INSTRUCTIONS FOR THE TASK =
Gather all lines containing the string "energia" and copy them out.

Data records
++++++

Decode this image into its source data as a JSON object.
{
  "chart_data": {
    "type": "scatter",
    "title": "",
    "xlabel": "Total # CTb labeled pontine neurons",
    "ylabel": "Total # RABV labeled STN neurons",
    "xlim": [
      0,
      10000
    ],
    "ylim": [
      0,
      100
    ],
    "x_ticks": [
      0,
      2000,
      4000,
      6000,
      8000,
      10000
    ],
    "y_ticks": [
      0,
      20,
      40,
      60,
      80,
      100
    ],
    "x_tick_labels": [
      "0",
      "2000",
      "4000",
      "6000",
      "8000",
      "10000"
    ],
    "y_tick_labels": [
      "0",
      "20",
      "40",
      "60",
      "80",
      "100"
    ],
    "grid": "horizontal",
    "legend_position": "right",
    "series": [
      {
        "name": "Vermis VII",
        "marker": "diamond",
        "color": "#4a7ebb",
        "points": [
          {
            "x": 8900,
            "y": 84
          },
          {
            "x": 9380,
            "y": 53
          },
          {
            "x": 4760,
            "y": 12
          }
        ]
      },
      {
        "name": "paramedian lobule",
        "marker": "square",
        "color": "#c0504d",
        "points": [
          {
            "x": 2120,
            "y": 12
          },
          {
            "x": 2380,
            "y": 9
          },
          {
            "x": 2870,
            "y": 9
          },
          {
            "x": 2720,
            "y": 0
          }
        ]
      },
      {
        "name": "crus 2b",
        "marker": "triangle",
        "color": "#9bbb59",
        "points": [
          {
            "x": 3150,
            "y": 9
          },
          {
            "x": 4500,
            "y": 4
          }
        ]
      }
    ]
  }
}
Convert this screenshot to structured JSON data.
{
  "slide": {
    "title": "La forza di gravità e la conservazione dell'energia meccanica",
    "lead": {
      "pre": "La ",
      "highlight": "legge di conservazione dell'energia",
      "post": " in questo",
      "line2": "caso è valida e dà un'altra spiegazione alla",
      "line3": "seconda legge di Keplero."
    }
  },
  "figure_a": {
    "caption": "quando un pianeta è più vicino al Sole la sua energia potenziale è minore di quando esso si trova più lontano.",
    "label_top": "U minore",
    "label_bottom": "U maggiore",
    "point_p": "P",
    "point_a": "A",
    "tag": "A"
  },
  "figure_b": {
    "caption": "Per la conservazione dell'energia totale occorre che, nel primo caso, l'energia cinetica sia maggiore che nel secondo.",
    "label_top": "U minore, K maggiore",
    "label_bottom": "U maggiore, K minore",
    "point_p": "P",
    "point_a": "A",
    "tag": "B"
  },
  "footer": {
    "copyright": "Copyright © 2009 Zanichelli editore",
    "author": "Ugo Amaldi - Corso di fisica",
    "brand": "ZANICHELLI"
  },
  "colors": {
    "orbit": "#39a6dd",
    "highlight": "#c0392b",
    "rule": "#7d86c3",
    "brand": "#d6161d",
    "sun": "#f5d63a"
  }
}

++++++

RESPONSE TO THIS EXERCISE =
    "title": "La forza di gravità e la conservazione dell'energia meccanica",
      "highlight": "legge di conservazione dell'energia",
    "caption": "quando un pianeta è più vicino al Sole la sua energia potenziale è minore di quando esso si trova più lontano.",
    "caption": "Per la conservazione dell'energia totale occorre che, nel primo caso, l'energia cinetica sia maggiore che nel secondo.",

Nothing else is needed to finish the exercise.